WORK INSTRUCTION -
Look through the records that follow. Copy every line containing the word "this".

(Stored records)
----
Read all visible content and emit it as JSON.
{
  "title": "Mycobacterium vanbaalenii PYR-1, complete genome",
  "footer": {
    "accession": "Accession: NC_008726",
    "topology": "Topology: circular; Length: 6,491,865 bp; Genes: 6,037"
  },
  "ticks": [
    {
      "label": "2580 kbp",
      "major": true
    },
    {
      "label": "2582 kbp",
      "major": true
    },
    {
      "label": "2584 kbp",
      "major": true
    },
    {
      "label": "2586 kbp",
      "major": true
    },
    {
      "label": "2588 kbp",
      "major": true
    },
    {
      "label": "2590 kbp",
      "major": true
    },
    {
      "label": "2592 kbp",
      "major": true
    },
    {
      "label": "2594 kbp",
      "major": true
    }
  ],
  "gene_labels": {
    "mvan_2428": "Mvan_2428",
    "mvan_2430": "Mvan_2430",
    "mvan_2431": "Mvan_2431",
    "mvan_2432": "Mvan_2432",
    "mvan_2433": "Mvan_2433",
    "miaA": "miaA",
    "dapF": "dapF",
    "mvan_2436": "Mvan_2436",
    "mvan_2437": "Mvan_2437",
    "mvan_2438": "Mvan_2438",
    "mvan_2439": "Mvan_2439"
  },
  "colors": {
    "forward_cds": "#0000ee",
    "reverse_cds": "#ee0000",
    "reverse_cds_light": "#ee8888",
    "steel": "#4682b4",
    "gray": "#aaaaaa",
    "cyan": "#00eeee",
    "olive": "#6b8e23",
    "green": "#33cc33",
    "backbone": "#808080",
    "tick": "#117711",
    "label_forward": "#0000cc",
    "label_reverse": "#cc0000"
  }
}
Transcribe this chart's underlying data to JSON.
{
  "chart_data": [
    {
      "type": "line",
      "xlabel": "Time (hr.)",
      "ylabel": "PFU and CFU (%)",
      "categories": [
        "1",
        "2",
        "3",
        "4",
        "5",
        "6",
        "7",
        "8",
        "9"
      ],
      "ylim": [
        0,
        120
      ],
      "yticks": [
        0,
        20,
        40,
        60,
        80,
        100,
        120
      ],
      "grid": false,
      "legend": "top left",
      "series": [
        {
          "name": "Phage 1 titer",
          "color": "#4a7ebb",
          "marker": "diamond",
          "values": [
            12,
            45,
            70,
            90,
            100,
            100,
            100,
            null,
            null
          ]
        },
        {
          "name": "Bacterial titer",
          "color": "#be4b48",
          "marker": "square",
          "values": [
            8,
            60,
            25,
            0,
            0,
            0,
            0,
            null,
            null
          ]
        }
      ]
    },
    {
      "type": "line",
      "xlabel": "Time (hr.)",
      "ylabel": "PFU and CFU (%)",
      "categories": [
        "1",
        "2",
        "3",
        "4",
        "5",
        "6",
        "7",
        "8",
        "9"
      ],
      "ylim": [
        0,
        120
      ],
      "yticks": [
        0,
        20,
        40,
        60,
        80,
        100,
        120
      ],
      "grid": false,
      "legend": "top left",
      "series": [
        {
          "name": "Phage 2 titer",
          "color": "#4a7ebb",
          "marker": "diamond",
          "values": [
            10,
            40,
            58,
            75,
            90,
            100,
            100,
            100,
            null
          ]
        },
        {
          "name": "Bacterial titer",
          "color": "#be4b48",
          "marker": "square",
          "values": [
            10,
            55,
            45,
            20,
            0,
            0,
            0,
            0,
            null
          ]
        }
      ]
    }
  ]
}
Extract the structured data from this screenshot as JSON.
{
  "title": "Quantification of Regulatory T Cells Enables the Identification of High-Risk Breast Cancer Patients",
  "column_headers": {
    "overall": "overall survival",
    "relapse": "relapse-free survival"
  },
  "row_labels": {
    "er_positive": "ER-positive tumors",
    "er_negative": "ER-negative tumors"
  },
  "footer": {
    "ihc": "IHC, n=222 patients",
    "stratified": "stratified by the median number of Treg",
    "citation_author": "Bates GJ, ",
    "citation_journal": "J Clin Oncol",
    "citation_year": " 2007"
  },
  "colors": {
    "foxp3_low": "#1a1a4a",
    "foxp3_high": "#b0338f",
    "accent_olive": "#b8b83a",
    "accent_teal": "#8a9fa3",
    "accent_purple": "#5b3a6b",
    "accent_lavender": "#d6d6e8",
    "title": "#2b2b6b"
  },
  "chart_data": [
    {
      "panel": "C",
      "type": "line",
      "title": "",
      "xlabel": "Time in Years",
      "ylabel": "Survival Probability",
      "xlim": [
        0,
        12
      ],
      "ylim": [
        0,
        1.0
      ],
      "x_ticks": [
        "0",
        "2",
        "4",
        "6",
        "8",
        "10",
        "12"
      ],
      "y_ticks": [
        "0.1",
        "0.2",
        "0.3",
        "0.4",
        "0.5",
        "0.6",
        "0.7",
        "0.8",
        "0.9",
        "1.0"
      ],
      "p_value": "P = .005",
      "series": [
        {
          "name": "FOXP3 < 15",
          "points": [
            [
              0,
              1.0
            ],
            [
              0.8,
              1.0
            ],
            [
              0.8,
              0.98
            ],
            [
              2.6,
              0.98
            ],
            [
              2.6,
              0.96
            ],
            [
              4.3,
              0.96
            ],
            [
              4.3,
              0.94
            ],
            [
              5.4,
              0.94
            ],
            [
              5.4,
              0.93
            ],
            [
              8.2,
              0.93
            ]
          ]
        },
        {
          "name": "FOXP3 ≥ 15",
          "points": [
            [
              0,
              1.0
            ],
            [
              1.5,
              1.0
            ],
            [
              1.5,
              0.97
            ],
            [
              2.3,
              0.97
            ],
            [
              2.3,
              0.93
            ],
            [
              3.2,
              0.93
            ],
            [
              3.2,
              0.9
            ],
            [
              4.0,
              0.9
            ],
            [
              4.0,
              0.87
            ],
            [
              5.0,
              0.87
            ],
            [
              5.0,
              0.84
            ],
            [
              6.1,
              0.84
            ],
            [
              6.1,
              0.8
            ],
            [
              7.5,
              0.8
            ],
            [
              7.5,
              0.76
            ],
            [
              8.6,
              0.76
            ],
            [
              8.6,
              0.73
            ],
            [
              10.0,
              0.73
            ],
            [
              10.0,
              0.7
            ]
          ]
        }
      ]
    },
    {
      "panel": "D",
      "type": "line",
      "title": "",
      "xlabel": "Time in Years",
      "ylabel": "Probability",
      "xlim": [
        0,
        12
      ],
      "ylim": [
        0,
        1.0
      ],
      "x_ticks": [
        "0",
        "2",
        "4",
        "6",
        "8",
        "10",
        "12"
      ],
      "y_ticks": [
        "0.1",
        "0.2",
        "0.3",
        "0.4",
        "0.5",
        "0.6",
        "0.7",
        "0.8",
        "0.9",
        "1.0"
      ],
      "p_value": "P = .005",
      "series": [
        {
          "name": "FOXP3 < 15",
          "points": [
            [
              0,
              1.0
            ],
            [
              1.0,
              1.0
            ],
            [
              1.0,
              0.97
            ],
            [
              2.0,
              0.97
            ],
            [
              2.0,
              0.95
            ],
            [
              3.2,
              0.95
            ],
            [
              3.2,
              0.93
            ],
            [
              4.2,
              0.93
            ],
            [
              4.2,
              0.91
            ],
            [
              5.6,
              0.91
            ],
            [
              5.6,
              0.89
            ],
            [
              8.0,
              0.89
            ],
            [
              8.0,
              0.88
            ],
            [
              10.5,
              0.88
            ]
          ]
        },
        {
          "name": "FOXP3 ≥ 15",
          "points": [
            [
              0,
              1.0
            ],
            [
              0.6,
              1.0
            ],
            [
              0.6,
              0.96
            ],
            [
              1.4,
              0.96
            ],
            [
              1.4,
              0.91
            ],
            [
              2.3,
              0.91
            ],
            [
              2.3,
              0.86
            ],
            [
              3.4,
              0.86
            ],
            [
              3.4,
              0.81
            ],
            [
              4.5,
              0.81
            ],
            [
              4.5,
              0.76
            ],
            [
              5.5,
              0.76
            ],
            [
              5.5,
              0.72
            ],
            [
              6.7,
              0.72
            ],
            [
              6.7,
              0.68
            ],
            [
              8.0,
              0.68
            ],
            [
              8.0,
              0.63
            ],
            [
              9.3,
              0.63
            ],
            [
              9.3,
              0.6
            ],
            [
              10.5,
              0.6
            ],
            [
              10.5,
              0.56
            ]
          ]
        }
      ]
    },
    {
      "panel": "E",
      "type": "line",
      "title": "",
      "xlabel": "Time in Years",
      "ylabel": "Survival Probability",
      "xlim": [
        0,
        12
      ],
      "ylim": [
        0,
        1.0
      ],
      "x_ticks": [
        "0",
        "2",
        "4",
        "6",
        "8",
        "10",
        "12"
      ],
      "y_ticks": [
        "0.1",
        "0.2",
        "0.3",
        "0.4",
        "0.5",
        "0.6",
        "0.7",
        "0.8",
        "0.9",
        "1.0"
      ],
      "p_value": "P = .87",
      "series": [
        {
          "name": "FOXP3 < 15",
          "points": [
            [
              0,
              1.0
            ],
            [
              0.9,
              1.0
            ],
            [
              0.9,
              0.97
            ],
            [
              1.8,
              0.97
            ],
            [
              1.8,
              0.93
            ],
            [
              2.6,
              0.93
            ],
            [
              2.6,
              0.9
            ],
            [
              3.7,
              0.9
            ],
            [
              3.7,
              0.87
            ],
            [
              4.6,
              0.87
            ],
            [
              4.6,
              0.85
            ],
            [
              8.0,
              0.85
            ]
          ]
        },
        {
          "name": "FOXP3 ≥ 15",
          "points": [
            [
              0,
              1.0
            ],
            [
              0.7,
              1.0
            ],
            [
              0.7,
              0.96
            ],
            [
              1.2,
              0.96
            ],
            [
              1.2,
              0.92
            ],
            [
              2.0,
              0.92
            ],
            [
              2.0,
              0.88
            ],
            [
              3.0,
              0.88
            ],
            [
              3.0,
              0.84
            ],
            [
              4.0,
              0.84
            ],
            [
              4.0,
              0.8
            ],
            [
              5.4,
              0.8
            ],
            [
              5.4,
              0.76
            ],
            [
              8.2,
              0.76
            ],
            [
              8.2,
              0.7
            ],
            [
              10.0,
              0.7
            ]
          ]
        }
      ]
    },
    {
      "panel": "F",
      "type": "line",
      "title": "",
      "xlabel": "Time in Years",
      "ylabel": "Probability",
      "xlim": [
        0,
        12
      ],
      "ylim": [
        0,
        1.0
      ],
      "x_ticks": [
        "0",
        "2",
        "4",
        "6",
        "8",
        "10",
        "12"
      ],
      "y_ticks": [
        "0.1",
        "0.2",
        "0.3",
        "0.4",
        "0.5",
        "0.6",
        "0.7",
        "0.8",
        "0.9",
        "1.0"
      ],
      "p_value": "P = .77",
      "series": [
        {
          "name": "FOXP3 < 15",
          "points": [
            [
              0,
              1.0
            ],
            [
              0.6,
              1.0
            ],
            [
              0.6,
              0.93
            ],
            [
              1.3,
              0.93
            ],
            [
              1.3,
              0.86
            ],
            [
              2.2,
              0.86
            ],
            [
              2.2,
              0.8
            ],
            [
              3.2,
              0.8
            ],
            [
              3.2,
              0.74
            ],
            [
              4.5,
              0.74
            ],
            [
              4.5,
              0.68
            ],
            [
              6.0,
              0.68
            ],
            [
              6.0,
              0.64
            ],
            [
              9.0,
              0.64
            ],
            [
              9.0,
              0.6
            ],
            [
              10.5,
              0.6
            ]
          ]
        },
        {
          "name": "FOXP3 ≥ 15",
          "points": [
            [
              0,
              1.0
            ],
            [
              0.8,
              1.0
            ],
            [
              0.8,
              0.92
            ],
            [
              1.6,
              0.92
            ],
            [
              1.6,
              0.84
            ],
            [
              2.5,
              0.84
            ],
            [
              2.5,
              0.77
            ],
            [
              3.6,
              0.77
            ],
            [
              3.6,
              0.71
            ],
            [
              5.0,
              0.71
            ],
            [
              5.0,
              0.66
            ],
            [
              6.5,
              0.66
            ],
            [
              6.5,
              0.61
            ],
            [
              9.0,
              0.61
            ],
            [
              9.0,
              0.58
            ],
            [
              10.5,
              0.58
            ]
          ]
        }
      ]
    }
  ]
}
----
TASK ANSWER -
Transcribe this chart's underlying data to JSON.
Extract the structured data from this screenshot as JSON.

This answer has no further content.